DIRECTIONS:
Copy out each line below exactly as it appears.

DATA RECORDS:

+++

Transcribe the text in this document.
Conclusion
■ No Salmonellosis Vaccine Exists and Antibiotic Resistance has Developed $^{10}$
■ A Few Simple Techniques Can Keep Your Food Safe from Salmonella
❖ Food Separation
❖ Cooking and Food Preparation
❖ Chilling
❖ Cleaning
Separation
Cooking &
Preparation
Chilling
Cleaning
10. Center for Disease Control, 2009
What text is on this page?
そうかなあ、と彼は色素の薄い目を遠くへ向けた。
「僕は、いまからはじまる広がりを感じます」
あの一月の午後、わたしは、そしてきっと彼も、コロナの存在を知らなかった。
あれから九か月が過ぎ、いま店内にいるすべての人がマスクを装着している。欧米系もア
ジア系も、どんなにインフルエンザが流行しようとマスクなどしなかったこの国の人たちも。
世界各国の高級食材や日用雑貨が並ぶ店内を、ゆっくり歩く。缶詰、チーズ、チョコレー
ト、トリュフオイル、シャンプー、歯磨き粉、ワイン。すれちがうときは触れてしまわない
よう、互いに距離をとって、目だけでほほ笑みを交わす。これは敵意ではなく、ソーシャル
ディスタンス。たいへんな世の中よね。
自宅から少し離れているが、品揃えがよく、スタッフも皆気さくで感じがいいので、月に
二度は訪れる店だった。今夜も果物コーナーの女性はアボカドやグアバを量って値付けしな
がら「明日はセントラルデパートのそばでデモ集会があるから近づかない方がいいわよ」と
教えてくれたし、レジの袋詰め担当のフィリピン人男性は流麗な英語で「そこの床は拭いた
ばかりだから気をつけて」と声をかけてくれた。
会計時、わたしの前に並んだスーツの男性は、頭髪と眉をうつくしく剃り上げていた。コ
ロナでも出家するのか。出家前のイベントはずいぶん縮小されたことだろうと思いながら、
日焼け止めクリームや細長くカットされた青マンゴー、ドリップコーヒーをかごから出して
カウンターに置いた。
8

+++

WRITTEN SOLUTION:
Transcribe the text in this document.
Conclusion
■ No Salmonellosis Vaccine Exists and Antibiotic Resistance has Developed $^{10}$
■ A Few Simple Techniques Can Keep Your Food Safe from Salmonella
❖ Food Separation
❖ Cooking and Food Preparation
❖ Chilling
❖ Cleaning
Separation
Cooking &
Preparation
Chilling
Cleaning
10. Center for Disease Control, 2009
What text is on this page?
そうかなあ、と彼は色素の薄い目を遠くへ向けた。
「僕は、いまからはじまる広がりを感じます」
あの一月の午後、わたしは、そしてきっと彼も、コロナの存在を知らなかった。
あれから九か月が過ぎ、いま店内にいるすべての人がマスクを装着している。欧米系もア
ジア系も、どんなにインフルエンザが流行しようとマスクなどしなかったこの国の人たちも。
世界各国の高級食材や日用雑貨が並ぶ店内を、ゆっくり歩く。缶詰、チーズ、チョコレー
ト、トリュフオイル、シャンプー、歯磨き粉、ワイン。すれちがうときは触れてしまわない
よう、互いに距離をとって、目だけでほほ笑みを交わす。これは敵意ではなく、ソーシャル
ディスタンス。たいへんな世の中よね。
自宅から少し離れているが、品揃えがよく、スタッフも皆気さくで感じがいいので、月に
二度は訪れる店だった。今夜も果物コーナーの女性はアボカドやグアバを量って値付けしな
がら「明日はセントラルデパートのそばでデモ集会があるから近づかない方がいいわよ」と
教えてくれたし、レジの袋詰め担当のフィリピン人男性は流麗な英語で「そこの床は拭いた
ばかりだから気をつけて」と声をかけてくれた。
会計時、わたしの前に並んだスーツの男性は、頭髪と眉をうつくしく剃り上げていた。コ
ロナでも出家するのか。出家前のイベントはずいぶん縮小されたことだろうと思いながら、
日焼け止めクリームや細長くカットされた青マンゴー、ドリップコーヒーをかごから出して
カウンターに置いた。
8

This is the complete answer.